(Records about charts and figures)
>> Start

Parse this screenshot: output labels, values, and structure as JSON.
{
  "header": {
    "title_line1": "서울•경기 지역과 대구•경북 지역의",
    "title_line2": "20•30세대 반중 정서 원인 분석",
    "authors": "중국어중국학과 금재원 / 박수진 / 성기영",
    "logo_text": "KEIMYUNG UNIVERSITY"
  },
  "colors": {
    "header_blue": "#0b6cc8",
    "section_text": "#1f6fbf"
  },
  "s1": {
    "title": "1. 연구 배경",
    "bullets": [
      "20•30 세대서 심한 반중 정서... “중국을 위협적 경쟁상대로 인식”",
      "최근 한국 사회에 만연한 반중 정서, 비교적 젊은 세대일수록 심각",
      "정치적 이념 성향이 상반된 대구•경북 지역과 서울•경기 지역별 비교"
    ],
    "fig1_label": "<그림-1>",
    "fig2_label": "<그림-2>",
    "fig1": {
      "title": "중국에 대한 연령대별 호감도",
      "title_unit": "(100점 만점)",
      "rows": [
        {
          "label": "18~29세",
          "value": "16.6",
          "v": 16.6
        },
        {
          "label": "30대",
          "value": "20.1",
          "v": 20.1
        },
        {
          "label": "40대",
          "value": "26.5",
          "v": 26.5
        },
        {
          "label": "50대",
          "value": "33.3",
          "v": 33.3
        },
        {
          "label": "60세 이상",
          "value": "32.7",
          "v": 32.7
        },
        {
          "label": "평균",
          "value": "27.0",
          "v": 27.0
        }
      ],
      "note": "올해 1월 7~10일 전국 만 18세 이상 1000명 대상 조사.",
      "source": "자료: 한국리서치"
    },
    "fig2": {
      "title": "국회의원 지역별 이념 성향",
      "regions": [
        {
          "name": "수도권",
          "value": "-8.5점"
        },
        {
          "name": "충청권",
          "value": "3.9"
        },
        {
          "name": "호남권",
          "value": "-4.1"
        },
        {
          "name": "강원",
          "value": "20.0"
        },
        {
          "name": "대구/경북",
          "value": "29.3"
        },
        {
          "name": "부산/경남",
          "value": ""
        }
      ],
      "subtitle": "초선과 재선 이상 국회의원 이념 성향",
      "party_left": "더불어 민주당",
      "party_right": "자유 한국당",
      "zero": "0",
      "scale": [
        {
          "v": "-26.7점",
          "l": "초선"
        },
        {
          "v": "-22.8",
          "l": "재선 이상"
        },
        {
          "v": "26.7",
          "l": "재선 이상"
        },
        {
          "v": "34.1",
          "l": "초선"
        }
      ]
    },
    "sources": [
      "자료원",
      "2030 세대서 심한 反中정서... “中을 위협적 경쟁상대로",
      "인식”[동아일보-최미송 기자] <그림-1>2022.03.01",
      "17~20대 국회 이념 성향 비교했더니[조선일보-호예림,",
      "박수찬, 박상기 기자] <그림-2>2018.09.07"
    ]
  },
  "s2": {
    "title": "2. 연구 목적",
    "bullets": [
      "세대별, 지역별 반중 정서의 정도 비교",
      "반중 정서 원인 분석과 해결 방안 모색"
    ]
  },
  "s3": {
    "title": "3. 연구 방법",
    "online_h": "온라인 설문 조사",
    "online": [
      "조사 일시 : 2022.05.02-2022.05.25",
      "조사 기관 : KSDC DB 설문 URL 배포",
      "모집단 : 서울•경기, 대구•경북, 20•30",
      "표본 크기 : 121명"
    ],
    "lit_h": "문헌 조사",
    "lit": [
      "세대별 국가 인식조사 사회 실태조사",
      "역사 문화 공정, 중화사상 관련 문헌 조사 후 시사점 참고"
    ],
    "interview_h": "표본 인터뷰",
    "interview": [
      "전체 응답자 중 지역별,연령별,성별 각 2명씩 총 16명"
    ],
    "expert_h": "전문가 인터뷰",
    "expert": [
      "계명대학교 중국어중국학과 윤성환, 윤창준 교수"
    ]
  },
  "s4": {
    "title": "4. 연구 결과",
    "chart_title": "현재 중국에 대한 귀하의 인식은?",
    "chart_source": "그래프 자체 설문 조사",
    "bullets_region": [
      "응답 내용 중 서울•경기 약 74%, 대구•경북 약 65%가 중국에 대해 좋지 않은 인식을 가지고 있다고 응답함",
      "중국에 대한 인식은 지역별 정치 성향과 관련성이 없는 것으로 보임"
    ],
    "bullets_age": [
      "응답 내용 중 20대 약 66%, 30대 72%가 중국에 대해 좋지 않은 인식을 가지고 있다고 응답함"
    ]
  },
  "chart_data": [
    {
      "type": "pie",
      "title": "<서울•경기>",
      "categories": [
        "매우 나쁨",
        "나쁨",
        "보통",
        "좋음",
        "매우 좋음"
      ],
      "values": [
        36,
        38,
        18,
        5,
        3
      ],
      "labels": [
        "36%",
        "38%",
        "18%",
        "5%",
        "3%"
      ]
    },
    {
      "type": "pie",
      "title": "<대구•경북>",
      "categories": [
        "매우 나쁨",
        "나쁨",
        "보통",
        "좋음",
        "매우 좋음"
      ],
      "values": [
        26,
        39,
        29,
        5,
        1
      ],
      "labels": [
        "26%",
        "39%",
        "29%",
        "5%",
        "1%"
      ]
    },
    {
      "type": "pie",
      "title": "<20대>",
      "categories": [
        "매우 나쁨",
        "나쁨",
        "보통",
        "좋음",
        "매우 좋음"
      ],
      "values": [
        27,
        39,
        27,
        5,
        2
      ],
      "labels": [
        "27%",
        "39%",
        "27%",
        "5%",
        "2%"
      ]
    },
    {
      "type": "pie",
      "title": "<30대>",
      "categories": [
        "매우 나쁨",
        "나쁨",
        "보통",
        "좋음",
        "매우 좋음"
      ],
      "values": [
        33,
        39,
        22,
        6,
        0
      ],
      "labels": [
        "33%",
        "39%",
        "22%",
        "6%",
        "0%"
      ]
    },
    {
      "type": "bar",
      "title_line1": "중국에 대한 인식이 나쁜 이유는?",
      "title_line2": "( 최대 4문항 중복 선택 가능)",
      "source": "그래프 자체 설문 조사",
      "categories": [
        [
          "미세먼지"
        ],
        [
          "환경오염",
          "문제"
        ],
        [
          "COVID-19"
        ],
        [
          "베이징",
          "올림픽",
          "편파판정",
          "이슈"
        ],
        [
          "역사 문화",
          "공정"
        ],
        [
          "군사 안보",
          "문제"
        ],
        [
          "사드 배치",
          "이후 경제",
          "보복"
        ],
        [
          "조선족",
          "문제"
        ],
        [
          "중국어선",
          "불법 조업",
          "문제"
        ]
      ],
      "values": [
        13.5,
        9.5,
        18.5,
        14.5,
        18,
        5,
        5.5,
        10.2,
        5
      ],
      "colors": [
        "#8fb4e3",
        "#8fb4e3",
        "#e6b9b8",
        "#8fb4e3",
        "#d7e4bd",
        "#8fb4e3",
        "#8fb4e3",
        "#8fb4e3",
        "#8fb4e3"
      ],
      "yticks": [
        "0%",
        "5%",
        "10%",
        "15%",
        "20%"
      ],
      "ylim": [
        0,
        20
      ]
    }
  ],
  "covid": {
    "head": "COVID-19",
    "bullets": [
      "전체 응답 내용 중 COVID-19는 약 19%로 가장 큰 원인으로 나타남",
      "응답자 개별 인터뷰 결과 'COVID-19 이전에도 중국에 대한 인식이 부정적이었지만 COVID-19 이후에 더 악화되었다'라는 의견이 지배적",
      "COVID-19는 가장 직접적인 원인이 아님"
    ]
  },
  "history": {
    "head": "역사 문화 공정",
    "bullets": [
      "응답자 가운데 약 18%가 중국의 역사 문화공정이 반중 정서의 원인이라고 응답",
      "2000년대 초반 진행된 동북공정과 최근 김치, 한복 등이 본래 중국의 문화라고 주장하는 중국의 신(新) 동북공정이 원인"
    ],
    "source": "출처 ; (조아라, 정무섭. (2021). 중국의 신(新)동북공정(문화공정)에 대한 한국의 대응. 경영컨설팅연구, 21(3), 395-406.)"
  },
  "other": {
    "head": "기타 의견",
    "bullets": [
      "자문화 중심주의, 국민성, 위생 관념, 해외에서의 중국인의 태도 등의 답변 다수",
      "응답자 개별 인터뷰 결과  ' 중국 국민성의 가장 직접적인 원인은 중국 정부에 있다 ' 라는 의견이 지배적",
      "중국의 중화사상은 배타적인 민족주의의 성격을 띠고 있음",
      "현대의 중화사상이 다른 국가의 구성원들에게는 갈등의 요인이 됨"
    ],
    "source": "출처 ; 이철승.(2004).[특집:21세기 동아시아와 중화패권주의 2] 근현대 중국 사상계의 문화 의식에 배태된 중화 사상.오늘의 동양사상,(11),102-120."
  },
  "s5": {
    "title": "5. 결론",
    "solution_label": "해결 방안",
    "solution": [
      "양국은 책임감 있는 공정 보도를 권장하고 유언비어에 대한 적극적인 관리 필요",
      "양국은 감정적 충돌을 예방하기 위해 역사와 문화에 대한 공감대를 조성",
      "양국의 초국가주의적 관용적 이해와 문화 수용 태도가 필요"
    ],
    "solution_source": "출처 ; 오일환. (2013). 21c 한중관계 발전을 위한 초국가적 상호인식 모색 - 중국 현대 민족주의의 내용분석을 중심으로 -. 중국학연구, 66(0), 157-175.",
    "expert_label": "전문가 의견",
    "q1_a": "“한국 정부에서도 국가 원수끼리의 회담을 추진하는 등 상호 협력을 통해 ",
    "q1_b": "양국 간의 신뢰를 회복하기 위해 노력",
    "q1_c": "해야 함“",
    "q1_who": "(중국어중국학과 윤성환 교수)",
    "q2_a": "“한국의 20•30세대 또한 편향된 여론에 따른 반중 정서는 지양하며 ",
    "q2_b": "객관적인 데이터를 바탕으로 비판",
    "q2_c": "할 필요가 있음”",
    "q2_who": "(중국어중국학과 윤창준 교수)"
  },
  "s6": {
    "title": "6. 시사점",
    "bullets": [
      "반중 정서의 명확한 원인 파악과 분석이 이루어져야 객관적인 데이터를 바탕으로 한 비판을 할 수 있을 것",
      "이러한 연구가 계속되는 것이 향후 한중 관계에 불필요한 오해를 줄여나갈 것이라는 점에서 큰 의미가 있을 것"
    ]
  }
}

>> End

# TASK TO CARRY OUT
Return, from the data, each line that has the word "name" in it.

# TASK OUTPUT
          "name": "수도권",
          "name": "충청권",
          "name": "호남권",
          "name": "강원",
          "name": "대구/경북",
          "name": "부산/경남",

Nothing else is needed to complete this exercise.